Data provided:
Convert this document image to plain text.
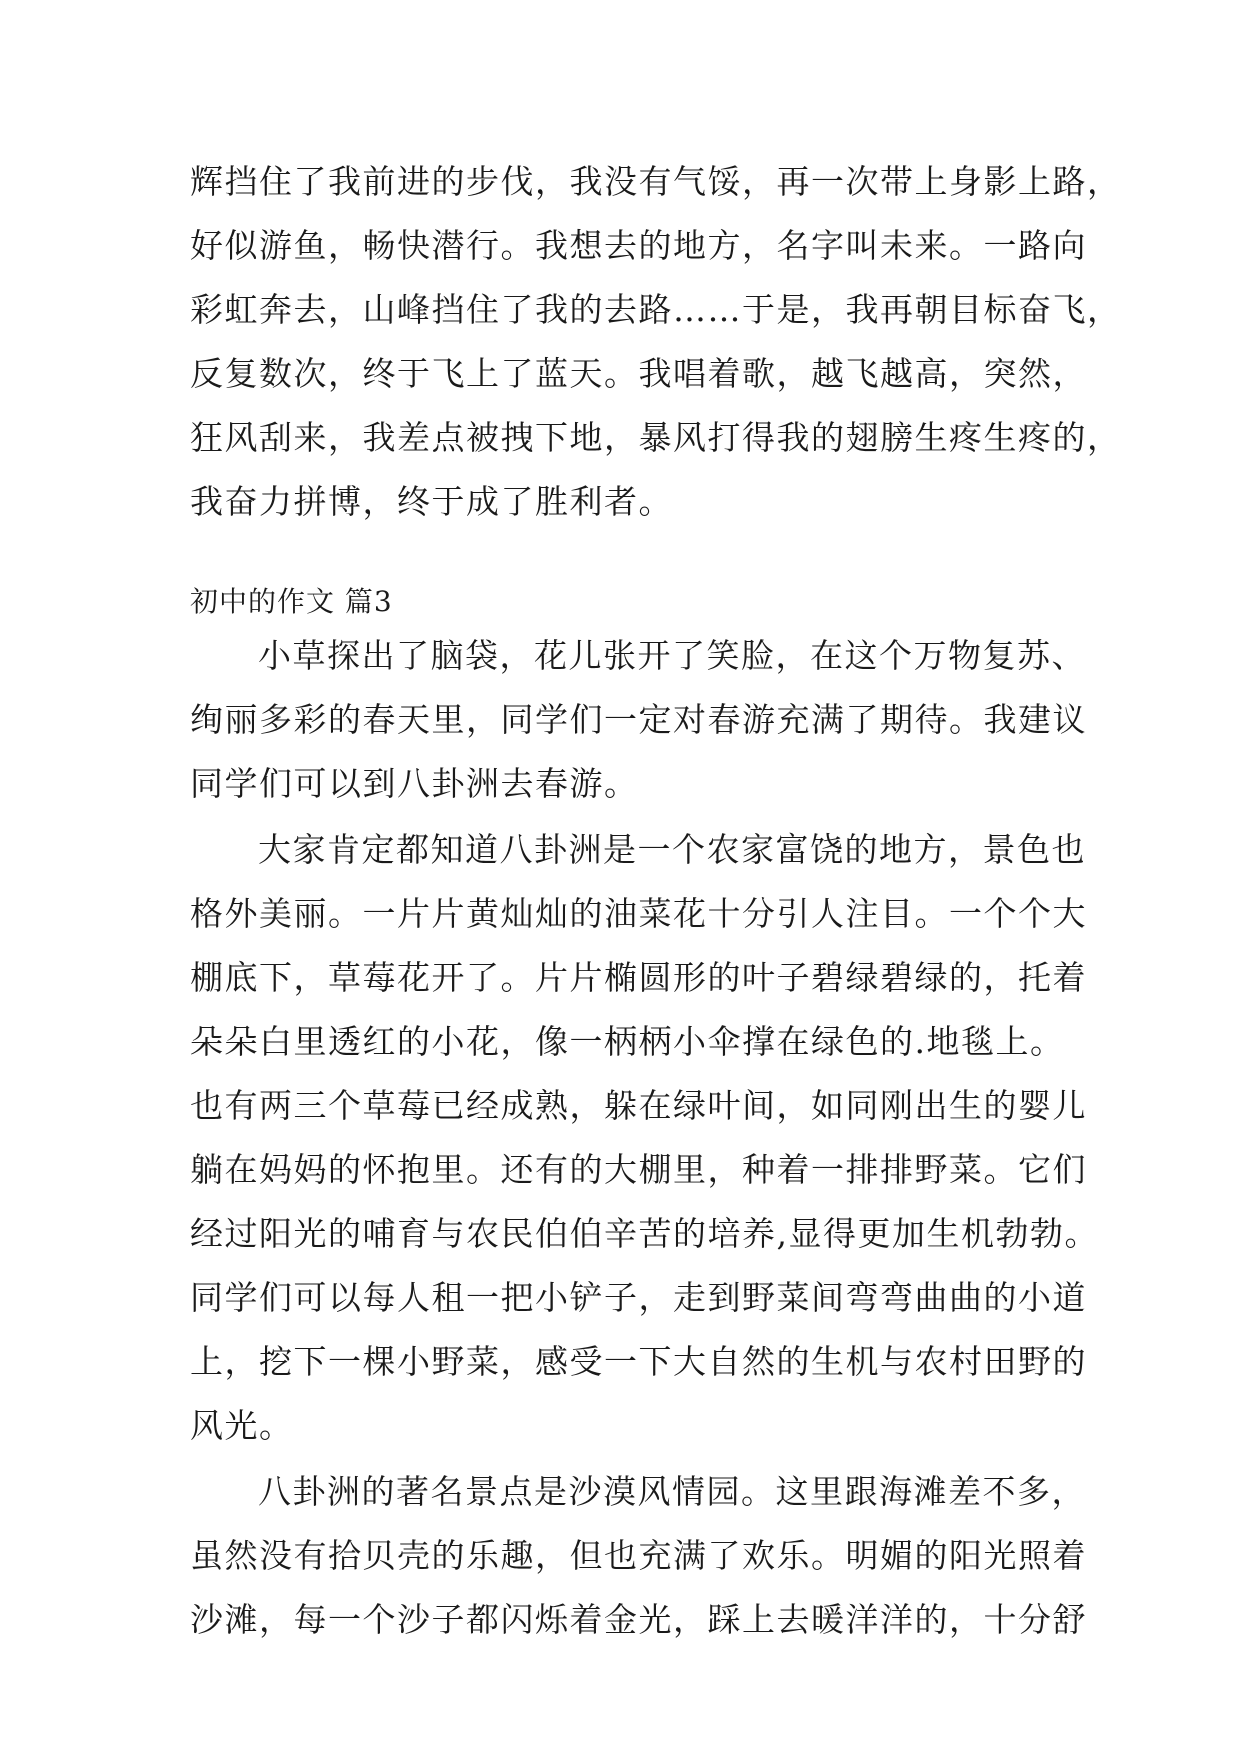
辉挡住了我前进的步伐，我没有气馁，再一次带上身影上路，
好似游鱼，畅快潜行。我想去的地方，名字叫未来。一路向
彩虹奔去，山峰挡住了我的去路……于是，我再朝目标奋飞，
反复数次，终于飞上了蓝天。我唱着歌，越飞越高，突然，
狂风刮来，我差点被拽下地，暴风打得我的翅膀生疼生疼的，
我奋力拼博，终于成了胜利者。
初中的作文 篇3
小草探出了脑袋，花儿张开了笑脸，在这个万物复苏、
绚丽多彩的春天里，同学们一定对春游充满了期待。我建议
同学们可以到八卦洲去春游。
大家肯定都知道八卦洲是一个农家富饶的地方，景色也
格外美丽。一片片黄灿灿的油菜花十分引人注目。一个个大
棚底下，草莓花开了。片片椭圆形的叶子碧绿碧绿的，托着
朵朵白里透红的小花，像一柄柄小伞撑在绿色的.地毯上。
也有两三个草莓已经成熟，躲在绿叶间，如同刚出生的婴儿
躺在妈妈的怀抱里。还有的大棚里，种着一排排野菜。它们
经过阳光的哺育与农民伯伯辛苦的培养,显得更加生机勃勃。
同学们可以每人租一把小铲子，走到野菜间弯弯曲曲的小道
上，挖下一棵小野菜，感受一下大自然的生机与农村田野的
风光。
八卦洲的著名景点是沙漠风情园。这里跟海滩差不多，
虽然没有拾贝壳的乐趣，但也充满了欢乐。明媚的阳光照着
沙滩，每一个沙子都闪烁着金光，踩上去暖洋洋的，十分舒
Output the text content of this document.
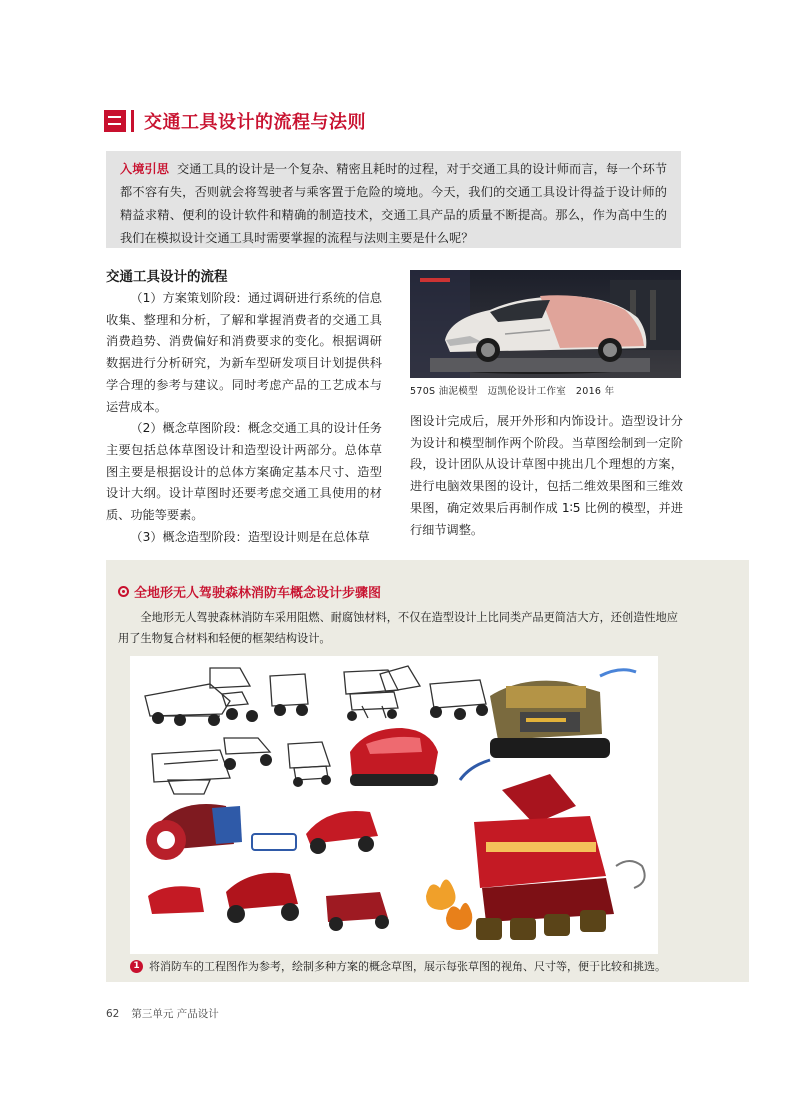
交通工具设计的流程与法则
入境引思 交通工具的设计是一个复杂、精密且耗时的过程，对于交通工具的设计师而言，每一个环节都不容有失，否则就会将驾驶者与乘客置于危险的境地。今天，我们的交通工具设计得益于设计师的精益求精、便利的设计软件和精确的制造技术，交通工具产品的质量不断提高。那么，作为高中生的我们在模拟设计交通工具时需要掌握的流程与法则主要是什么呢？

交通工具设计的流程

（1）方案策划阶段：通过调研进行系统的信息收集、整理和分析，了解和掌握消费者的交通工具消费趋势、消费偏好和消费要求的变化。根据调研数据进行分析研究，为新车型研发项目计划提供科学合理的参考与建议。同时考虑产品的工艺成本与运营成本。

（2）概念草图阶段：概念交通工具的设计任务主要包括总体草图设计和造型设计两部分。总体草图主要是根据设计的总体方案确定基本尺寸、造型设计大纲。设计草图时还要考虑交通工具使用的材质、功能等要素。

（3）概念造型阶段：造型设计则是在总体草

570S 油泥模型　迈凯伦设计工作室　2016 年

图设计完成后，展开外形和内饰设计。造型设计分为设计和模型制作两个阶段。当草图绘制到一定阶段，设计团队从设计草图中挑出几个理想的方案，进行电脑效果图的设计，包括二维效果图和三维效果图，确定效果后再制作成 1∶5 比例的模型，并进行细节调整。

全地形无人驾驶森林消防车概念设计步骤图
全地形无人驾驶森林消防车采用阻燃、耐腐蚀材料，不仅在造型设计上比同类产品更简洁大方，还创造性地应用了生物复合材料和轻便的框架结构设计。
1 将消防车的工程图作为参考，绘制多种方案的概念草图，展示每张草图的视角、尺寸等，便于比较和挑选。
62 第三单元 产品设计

...

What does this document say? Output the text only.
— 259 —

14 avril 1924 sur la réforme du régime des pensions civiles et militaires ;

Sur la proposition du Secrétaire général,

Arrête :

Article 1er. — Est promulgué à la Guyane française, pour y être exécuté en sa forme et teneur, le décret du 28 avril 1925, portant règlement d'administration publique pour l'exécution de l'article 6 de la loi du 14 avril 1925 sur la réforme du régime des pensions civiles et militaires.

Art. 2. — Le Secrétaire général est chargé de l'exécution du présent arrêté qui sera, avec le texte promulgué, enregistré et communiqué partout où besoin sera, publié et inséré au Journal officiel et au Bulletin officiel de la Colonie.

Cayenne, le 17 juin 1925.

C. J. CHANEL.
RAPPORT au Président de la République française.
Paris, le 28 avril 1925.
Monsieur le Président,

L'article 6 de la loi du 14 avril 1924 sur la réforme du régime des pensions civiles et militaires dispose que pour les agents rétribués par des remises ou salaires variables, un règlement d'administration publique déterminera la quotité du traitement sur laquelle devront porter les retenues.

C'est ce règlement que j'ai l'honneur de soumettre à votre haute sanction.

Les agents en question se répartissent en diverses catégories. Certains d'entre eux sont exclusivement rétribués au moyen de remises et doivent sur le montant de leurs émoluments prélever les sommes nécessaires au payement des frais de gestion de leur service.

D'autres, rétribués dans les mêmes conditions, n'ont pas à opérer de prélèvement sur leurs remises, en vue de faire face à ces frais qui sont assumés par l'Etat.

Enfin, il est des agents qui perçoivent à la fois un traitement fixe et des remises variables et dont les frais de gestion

Exercise goal: Scan the listing above. Gather each line that contains the word "général".

Task solution:
Sur la proposition du Secrétaire général,
Art. 2. — Le Secrétaire général est chargé de l'exécution du présent arrêté qui sera, avec le texte promulgué, enregistré et communiqué partout où besoin sera, publié et inséré au Journal officiel et au Bulletin officiel de la Colonie.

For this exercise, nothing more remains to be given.